• **DATA IN THIS EXERCISE**
******************************

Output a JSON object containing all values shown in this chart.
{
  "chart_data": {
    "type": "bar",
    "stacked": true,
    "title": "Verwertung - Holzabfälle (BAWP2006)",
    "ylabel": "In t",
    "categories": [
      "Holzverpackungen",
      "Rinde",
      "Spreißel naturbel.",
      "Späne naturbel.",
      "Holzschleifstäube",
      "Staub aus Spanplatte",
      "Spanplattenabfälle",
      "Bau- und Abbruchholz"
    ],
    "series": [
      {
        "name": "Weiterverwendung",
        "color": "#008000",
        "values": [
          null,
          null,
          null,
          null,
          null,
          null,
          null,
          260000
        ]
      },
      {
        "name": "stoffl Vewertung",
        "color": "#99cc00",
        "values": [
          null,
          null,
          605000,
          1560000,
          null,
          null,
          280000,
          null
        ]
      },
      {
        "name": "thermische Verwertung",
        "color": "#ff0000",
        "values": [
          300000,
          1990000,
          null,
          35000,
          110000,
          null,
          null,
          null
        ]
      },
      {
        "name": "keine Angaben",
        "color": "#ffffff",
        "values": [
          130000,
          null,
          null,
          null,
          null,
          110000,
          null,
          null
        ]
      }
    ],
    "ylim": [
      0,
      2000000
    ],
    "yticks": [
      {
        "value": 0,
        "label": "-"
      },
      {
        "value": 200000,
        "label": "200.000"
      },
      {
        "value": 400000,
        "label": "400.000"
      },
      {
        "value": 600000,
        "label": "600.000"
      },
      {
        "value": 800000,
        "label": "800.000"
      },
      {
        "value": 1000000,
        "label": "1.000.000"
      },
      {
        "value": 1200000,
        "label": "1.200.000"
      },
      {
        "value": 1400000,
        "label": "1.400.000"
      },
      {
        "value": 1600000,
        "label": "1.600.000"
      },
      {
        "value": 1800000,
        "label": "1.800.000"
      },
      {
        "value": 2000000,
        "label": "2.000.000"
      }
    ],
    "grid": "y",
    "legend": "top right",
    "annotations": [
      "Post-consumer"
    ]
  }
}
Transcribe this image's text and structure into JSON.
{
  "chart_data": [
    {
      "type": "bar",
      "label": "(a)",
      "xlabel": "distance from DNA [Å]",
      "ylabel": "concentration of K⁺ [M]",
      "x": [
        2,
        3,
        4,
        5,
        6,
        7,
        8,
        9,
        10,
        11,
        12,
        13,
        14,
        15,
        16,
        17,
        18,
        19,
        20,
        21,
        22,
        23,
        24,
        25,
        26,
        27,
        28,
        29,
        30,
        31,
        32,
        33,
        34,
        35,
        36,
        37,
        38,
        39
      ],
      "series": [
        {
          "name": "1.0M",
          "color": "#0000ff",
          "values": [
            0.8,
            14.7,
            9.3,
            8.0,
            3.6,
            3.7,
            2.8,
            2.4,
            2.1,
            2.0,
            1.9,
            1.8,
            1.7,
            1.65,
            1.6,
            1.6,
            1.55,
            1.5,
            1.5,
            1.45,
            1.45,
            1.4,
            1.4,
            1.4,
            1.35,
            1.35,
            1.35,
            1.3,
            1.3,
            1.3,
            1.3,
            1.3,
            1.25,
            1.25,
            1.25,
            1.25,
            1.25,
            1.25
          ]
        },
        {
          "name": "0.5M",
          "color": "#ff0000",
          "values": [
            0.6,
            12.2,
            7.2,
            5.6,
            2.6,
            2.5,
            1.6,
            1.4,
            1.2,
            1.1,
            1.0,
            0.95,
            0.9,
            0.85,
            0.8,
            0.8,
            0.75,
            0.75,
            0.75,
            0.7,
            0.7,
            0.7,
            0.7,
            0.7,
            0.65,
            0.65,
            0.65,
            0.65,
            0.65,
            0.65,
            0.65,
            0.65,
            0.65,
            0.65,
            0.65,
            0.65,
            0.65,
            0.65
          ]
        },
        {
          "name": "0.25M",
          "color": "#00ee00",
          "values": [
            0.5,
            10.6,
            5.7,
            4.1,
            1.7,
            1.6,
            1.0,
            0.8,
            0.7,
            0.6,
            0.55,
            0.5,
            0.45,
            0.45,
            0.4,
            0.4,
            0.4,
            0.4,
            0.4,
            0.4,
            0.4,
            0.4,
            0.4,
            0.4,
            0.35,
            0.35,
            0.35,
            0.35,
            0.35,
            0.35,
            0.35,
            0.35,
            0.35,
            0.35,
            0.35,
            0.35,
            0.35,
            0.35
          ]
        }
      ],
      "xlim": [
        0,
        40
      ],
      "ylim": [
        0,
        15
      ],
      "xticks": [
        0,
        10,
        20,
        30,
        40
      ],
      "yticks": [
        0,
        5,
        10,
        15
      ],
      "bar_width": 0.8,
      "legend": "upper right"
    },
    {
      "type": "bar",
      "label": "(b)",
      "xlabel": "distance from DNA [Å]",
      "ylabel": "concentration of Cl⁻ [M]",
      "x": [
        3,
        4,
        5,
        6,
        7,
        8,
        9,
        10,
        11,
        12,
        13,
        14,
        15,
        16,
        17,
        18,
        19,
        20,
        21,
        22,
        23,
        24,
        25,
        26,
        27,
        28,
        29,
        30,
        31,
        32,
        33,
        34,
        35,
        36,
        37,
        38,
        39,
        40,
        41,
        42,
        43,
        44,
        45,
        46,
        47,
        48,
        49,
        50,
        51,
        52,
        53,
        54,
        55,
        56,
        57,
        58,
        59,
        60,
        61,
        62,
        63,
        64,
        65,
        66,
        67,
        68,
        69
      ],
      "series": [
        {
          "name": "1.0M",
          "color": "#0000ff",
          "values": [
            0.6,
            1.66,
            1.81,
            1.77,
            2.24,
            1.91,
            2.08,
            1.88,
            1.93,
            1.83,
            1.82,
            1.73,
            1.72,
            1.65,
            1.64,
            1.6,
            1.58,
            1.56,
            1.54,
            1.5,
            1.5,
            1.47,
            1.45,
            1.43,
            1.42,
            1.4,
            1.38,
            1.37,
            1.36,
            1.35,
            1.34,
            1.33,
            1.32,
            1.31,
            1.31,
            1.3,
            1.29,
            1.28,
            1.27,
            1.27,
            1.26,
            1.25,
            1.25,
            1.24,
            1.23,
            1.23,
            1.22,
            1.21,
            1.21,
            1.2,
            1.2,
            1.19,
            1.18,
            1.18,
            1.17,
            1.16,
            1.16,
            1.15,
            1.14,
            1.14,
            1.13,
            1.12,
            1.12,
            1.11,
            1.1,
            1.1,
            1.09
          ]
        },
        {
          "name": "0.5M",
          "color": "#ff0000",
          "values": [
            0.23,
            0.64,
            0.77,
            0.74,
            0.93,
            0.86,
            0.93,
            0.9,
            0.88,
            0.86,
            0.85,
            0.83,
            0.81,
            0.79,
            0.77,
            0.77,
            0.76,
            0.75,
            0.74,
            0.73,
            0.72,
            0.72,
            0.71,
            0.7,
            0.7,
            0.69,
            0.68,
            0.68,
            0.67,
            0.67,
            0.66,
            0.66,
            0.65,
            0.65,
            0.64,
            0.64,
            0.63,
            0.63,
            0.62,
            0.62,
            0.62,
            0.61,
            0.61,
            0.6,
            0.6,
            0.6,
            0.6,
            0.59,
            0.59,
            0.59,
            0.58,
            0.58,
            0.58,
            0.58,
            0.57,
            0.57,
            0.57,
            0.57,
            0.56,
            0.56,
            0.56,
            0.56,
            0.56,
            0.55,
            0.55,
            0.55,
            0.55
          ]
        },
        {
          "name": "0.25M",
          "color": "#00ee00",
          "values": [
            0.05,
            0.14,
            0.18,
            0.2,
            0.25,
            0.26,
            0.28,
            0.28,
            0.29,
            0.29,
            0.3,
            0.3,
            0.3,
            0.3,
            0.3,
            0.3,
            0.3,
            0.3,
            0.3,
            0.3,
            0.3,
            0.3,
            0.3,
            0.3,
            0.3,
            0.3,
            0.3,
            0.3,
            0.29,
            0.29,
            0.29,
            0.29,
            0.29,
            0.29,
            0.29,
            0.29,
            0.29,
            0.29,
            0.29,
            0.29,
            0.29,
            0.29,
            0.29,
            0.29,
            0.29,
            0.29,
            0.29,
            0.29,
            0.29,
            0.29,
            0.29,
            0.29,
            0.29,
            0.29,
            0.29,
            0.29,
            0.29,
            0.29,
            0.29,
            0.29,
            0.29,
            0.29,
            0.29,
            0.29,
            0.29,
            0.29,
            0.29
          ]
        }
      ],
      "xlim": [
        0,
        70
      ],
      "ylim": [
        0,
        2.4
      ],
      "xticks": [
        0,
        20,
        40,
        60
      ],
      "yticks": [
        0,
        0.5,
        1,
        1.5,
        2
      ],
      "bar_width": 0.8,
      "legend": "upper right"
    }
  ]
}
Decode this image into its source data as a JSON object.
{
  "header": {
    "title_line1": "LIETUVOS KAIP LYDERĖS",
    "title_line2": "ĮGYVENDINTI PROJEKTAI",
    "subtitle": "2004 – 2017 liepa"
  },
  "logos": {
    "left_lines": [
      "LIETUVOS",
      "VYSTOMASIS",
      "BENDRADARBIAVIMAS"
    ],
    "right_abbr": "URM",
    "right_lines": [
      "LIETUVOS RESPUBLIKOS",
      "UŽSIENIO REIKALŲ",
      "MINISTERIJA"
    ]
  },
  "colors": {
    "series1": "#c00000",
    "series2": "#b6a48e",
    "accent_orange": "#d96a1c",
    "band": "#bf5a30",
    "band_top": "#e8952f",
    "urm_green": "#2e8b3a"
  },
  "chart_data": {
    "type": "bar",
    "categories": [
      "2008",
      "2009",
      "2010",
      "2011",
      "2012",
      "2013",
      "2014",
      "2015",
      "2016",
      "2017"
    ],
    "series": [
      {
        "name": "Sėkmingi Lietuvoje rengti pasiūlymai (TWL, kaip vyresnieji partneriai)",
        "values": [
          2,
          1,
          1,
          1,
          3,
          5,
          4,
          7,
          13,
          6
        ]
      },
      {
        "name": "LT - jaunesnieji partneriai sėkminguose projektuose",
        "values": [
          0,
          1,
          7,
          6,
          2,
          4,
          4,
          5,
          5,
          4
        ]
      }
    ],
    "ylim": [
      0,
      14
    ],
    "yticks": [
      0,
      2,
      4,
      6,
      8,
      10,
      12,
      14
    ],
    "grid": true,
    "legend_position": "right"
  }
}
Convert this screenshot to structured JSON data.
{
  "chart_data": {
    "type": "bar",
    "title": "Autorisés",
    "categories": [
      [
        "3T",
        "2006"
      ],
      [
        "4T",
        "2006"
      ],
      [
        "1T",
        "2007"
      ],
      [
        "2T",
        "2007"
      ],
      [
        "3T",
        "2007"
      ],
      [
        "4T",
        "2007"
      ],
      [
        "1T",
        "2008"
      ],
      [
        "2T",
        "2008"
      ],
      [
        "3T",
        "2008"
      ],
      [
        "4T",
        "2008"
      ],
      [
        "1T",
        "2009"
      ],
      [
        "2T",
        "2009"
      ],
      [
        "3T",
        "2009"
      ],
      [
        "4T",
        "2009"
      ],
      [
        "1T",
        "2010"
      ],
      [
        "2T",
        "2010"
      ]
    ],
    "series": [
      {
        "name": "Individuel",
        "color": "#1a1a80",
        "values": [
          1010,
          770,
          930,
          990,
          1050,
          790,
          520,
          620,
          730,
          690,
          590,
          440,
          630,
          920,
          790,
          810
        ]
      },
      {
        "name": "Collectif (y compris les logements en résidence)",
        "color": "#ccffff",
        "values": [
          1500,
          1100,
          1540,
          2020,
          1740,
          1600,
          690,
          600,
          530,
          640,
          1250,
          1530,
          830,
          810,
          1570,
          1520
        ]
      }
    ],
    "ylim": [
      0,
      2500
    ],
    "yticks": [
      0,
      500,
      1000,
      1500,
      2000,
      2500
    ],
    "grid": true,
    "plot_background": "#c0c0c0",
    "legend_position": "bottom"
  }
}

******************************

• **PROMPT**
In the listing above, find the lines holding the word "LIETUVOS" and copy them.

• **THE ANSWER**
    "title_line1": "LIETUVOS KAIP LYDERĖS",
      "LIETUVOS",
      "LIETUVOS RESPUBLIKOS",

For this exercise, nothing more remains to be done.